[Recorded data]
+ + + + + + +

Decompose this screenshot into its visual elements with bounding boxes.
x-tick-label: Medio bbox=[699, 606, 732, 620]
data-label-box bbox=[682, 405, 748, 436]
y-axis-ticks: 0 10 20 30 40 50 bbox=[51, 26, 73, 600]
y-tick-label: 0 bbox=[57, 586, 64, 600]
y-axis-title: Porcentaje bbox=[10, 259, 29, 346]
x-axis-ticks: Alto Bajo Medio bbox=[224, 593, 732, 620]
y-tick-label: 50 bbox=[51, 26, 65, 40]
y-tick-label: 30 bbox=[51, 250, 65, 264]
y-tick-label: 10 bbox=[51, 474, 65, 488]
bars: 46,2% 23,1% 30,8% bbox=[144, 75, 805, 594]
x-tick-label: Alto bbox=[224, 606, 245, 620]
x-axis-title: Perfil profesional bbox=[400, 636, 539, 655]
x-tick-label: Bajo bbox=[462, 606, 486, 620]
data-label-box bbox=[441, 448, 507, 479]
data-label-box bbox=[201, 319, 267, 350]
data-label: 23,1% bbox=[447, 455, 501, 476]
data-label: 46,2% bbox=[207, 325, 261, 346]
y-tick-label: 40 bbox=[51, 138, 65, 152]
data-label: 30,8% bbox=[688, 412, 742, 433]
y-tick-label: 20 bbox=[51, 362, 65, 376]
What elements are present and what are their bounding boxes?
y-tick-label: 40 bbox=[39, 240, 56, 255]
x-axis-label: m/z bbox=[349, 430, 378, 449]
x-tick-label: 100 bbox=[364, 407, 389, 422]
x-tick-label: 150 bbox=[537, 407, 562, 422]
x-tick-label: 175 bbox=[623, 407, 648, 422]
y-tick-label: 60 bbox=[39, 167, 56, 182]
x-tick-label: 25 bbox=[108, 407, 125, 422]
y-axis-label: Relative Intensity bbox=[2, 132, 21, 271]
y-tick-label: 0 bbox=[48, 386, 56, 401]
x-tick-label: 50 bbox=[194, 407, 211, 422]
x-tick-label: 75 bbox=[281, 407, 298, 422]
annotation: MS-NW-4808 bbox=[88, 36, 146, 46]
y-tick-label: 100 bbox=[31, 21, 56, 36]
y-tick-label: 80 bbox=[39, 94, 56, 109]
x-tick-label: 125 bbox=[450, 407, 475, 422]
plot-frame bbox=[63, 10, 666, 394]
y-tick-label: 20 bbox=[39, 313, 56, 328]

+ + + + + + +

Recast every line of the material above as a Markdown table with the columns "No." and "Entry", numbering the rows in order and leaving out blank lines.

▸ **SOLUTION TO THE PROBLEM**
| No. | Entry |
|---|---|
| 1 | Decompose this screenshot into its visual elements with bounding boxes. |
| 2 | x-tick-label: Medio bbox=[699, 606, 732, 620] |
| 3 | data-label-box bbox=[682, 405, 748, 436] |
| 4 | y-axis-ticks: 0 10 20 30 40 50 bbox=[51, 26, 73, 600] |
| 5 | y-tick-label: 0 bbox=[57, 586, 64, 600] |
| 6 | y-axis-title: Porcentaje bbox=[10, 259, 29, 346] |
| 7 | x-axis-ticks: Alto Bajo Medio bbox=[224, 593, 732, 620] |
| 8 | y-tick-label: 50 bbox=[51, 26, 65, 40] |
| 9 | y-tick-label: 30 bbox=[51, 250, 65, 264] |
| 10 | y-tick-label: 10 bbox=[51, 474, 65, 488] |
| 11 | bars: 46,2% 23,1% 30,8% bbox=[144, 75, 805, 594] |
| 12 | x-tick-label: Alto bbox=[224, 606, 245, 620] |
| 13 | x-axis-title: Perfil profesional bbox=[400, 636, 539, 655] |
| 14 | x-tick-label: Bajo bbox=[462, 606, 486, 620] |
| 15 | data-label-box bbox=[441, 448, 507, 479] |
| 16 | data-label-box bbox=[201, 319, 267, 350] |
| 17 | data-label: 23,1% bbox=[447, 455, 501, 476] |
| 18 | data-label: 46,2% bbox=[207, 325, 261, 346] |
| 19 | y-tick-label: 40 bbox=[51, 138, 65, 152] |
| 20 | data-label: 30,8% bbox=[688, 412, 742, 433] |
| 21 | y-tick-label: 20 bbox=[51, 362, 65, 376] |
| 22 | What elements are present and what are their bounding boxes? |
| 23 | y-tick-label: 40 bbox=[39, 240, 56, 255] |
| 24 | x-axis-label: m/z bbox=[349, 430, 378, 449] |
| 25 | x-tick-label: 100 bbox=[364, 407, 389, 422] |
| 26 | x-tick-label: 150 bbox=[537, 407, 562, 422] |
| 27 | x-tick-label: 175 bbox=[623, 407, 648, 422] |
| 28 | y-tick-label: 60 bbox=[39, 167, 56, 182] |
| 29 | x-tick-label: 25 bbox=[108, 407, 125, 422] |
| 30 | y-axis-label: Relative Intensity bbox=[2, 132, 21, 271] |
| 31 | y-tick-label: 0 bbox=[48, 386, 56, 401] |
| 32 | x-tick-label: 50 bbox=[194, 407, 211, 422] |
| 33 | x-tick-label: 75 bbox=[281, 407, 298, 422] |
| 34 | annotation: MS-NW-4808 bbox=[88, 36, 146, 46] |
| 35 | y-tick-label: 100 bbox=[31, 21, 56, 36] |
| 36 | y-tick-label: 80 bbox=[39, 94, 56, 109] |
| 37 | x-tick-label: 125 bbox=[450, 407, 475, 422] |
| 38 | plot-frame bbox=[63, 10, 666, 394] |
| 39 | y-tick-label: 20 bbox=[39, 313, 56, 328] |